- _Input records_:

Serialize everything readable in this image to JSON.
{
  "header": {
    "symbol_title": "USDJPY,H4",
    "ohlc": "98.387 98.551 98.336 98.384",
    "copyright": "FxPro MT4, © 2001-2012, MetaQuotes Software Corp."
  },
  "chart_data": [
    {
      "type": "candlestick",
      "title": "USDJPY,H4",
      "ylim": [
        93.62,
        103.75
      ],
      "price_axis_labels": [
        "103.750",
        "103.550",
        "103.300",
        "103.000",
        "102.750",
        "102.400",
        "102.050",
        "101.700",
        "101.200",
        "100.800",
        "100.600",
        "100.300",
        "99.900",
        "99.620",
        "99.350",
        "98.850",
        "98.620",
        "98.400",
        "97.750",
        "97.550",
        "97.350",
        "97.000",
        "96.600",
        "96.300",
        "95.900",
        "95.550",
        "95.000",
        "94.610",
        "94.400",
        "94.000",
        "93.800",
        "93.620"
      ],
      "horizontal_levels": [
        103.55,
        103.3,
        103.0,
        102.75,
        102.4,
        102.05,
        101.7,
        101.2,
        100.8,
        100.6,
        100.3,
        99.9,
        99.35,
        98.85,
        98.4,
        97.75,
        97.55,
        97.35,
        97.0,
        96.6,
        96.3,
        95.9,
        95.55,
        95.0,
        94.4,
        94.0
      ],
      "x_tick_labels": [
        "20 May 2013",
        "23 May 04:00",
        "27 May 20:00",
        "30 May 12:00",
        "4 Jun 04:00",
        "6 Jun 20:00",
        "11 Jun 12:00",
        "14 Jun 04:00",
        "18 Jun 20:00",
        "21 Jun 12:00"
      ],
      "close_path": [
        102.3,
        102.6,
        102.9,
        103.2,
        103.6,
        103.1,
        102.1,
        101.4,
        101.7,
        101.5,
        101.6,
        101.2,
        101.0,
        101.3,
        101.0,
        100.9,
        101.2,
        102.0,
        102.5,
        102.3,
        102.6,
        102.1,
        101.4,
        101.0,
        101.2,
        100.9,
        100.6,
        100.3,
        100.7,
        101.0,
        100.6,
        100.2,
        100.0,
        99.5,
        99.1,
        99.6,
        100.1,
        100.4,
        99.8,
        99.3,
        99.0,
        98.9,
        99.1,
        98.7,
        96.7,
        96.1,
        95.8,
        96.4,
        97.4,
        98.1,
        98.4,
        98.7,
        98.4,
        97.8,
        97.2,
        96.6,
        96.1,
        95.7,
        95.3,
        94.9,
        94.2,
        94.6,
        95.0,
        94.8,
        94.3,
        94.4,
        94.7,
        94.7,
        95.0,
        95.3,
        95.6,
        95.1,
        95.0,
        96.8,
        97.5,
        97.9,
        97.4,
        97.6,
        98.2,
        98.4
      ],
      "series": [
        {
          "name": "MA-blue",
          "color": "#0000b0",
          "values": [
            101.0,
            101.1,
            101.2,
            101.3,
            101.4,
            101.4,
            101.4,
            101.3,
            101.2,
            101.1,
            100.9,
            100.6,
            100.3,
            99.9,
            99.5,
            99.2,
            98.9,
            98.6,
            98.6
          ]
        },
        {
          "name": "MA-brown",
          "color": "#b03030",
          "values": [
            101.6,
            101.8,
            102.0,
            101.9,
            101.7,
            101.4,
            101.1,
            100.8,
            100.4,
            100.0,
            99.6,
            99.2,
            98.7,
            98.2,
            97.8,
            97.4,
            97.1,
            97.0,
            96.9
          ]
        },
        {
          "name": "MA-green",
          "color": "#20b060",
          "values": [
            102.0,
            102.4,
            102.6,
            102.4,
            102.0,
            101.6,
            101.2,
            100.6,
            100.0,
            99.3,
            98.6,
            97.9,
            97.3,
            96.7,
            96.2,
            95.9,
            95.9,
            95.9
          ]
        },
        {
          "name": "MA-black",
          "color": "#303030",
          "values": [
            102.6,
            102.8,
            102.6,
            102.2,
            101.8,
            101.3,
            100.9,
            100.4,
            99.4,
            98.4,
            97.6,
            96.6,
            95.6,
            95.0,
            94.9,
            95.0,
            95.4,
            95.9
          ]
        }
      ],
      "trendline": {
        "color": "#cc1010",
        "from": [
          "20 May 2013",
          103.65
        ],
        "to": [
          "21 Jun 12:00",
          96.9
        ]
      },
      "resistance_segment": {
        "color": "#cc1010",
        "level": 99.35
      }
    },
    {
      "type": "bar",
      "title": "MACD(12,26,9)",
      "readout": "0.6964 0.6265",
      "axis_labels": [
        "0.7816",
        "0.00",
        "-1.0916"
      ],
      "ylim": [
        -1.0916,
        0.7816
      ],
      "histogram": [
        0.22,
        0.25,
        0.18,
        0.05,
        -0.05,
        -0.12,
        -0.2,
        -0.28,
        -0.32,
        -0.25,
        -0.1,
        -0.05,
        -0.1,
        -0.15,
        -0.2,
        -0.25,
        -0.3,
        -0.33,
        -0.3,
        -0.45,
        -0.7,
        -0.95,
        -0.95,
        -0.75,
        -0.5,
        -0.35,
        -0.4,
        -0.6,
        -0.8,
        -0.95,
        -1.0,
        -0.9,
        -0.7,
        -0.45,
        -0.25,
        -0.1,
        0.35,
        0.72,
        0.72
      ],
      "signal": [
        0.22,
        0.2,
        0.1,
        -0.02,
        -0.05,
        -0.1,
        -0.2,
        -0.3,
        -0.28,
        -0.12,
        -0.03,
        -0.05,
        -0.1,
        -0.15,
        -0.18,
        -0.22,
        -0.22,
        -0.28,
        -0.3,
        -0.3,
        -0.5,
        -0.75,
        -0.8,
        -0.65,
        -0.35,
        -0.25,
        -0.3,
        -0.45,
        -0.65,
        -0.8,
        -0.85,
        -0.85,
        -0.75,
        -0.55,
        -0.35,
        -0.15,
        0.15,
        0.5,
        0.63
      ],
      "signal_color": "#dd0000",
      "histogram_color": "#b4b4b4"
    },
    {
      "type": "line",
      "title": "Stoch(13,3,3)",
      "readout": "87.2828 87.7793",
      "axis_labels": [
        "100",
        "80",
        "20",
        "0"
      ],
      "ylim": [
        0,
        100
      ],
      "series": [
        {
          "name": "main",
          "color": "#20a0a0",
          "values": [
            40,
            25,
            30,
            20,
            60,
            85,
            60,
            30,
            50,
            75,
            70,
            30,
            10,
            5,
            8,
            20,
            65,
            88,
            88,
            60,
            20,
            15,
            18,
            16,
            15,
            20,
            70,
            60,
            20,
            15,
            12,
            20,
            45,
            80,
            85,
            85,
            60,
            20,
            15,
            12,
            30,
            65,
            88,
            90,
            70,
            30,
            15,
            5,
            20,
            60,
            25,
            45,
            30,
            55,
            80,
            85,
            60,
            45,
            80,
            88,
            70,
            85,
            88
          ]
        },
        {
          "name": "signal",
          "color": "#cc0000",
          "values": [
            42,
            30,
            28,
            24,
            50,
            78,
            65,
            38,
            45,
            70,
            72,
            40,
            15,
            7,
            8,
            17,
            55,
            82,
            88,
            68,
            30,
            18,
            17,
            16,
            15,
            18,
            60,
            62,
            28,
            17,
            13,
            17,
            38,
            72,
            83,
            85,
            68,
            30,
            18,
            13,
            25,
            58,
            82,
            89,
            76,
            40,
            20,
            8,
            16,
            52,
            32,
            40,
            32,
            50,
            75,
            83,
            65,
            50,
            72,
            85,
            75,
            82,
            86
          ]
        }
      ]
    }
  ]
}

- _Objective_: Return every record, word for word.

- _Answer to the task_:
Serialize everything readable in this image to JSON.
{
  "header": {
    "symbol_title": "USDJPY,H4",
    "ohlc": "98.387 98.551 98.336 98.384",
    "copyright": "FxPro MT4, © 2001-2012, MetaQuotes Software Corp."
  },
  "chart_data": [
    {
      "type": "candlestick",
      "title": "USDJPY,H4",
      "ylim": [
        93.62,
        103.75
      ],
      "price_axis_labels": [
        "103.750",
        "103.550",
        "103.300",
        "103.000",
        "102.750",
        "102.400",
        "102.050",
        "101.700",
        "101.200",
        "100.800",
        "100.600",
        "100.300",
        "99.900",
        "99.620",
        "99.350",
        "98.850",
        "98.620",
        "98.400",
        "97.750",
        "97.550",
        "97.350",
        "97.000",
        "96.600",
        "96.300",
        "95.900",
        "95.550",
        "95.000",
        "94.610",
        "94.400",
        "94.000",
        "93.800",
        "93.620"
      ],
      "horizontal_levels": [
        103.55,
        103.3,
        103.0,
        102.75,
        102.4,
        102.05,
        101.7,
        101.2,
        100.8,
        100.6,
        100.3,
        99.9,
        99.35,
        98.85,
        98.4,
        97.75,
        97.55,
        97.35,
        97.0,
        96.6,
        96.3,
        95.9,
        95.55,
        95.0,
        94.4,
        94.0
      ],
      "x_tick_labels": [
        "20 May 2013",
        "23 May 04:00",
        "27 May 20:00",
        "30 May 12:00",
        "4 Jun 04:00",
        "6 Jun 20:00",
        "11 Jun 12:00",
        "14 Jun 04:00",
        "18 Jun 20:00",
        "21 Jun 12:00"
      ],
      "close_path": [
        102.3,
        102.6,
        102.9,
        103.2,
        103.6,
        103.1,
        102.1,
        101.4,
        101.7,
        101.5,
        101.6,
        101.2,
        101.0,
        101.3,
        101.0,
        100.9,
        101.2,
        102.0,
        102.5,
        102.3,
        102.6,
        102.1,
        101.4,
        101.0,
        101.2,
        100.9,
        100.6,
        100.3,
        100.7,
        101.0,
        100.6,
        100.2,
        100.0,
        99.5,
        99.1,
        99.6,
        100.1,
        100.4,
        99.8,
        99.3,
        99.0,
        98.9,
        99.1,
        98.7,
        96.7,
        96.1,
        95.8,
        96.4,
        97.4,
        98.1,
        98.4,
        98.7,
        98.4,
        97.8,
        97.2,
        96.6,
        96.1,
        95.7,
        95.3,
        94.9,
        94.2,
        94.6,
        95.0,
        94.8,
        94.3,
        94.4,
        94.7,
        94.7,
        95.0,
        95.3,
        95.6,
        95.1,
        95.0,
        96.8,
        97.5,
        97.9,
        97.4,
        97.6,
        98.2,
        98.4
      ],
      "series": [
        {
          "name": "MA-blue",
          "color": "#0000b0",
          "values": [
            101.0,
            101.1,
            101.2,
            101.3,
            101.4,
            101.4,
            101.4,
            101.3,
            101.2,
            101.1,
            100.9,
            100.6,
            100.3,
            99.9,
            99.5,
            99.2,
            98.9,
            98.6,
            98.6
          ]
        },
        {
          "name": "MA-brown",
          "color": "#b03030",
          "values": [
            101.6,
            101.8,
            102.0,
            101.9,
            101.7,
            101.4,
            101.1,
            100.8,
            100.4,
            100.0,
            99.6,
            99.2,
            98.7,
            98.2,
            97.8,
            97.4,
            97.1,
            97.0,
            96.9
          ]
        },
        {
          "name": "MA-green",
          "color": "#20b060",
          "values": [
            102.0,
            102.4,
            102.6,
            102.4,
            102.0,
            101.6,
            101.2,
            100.6,
            100.0,
            99.3,
            98.6,
            97.9,
            97.3,
            96.7,
            96.2,
            95.9,
            95.9,
            95.9
          ]
        },
        {
          "name": "MA-black",
          "color": "#303030",
          "values": [
            102.6,
            102.8,
            102.6,
            102.2,
            101.8,
            101.3,
            100.9,
            100.4,
            99.4,
            98.4,
            97.6,
            96.6,
            95.6,
            95.0,
            94.9,
            95.0,
            95.4,
            95.9
          ]
        }
      ],
      "trendline": {
        "color": "#cc1010",
        "from": [
          "20 May 2013",
          103.65
        ],
        "to": [
          "21 Jun 12:00",
          96.9
        ]
      },
      "resistance_segment": {
        "color": "#cc1010",
        "level": 99.35
      }
    },
    {
      "type": "bar",
      "title": "MACD(12,26,9)",
      "readout": "0.6964 0.6265",
      "axis_labels": [
        "0.7816",
        "0.00",
        "-1.0916"
      ],
      "ylim": [
        -1.0916,
        0.7816
      ],
      "histogram": [
        0.22,
        0.25,
        0.18,
        0.05,
        -0.05,
        -0.12,
        -0.2,
        -0.28,
        -0.32,
        -0.25,
        -0.1,
        -0.05,
        -0.1,
        -0.15,
        -0.2,
        -0.25,
        -0.3,
        -0.33,
        -0.3,
        -0.45,
        -0.7,
        -0.95,
        -0.95,
        -0.75,
        -0.5,
        -0.35,
        -0.4,
        -0.6,
        -0.8,
        -0.95,
        -1.0,
        -0.9,
        -0.7,
        -0.45,
        -0.25,
        -0.1,
        0.35,
        0.72,
        0.72
      ],
      "signal": [
        0.22,
        0.2,
        0.1,
        -0.02,
        -0.05,
        -0.1,
        -0.2,
        -0.3,
        -0.28,
        -0.12,
        -0.03,
        -0.05,
        -0.1,
        -0.15,
        -0.18,
        -0.22,
        -0.22,
        -0.28,
        -0.3,
        -0.3,
        -0.5,
        -0.75,
        -0.8,
        -0.65,
        -0.35,
        -0.25,
        -0.3,
        -0.45,
        -0.65,
        -0.8,
        -0.85,
        -0.85,
        -0.75,
        -0.55,
        -0.35,
        -0.15,
        0.15,
        0.5,
        0.63
      ],
      "signal_color": "#dd0000",
      "histogram_color": "#b4b4b4"
    },
    {
      "type": "line",
      "title": "Stoch(13,3,3)",
      "readout": "87.2828 87.7793",
      "axis_labels": [
        "100",
        "80",
        "20",
        "0"
      ],
      "ylim": [
        0,
        100
      ],
      "series": [
        {
          "name": "main",
          "color": "#20a0a0",
          "values": [
            40,
            25,
            30,
            20,
            60,
            85,
            60,
            30,
            50,
            75,
            70,
            30,
            10,
            5,
            8,
            20,
            65,
            88,
            88,
            60,
            20,
            15,
            18,
            16,
            15,
            20,
            70,
            60,
            20,
            15,
            12,
            20,
            45,
            80,
            85,
            85,
            60,
            20,
            15,
            12,
            30,
            65,
            88,
            90,
            70,
            30,
            15,
            5,
            20,
            60,
            25,
            45,
            30,
            55,
            80,
            85,
            60,
            45,
            80,
            88,
            70,
            85,
            88
          ]
        },
        {
          "name": "signal",
          "color": "#cc0000",
          "values": [
            42,
            30,
            28,
            24,
            50,
            78,
            65,
            38,
            45,
            70,
            72,
            40,
            15,
            7,
            8,
            17,
            55,
            82,
            88,
            68,
            30,
            18,
            17,
            16,
            15,
            18,
            60,
            62,
            28,
            17,
            13,
            17,
            38,
            72,
            83,
            85,
            68,
            30,
            18,
            13,
            25,
            58,
            82,
            89,
            76,
            40,
            20,
            8,
            16,
            52,
            32,
            40,
            32,
            50,
            75,
            83,
            65,
            50,
            72,
            85,
            75,
            82,
            86
          ]
        }
      ]
    }
  ]
}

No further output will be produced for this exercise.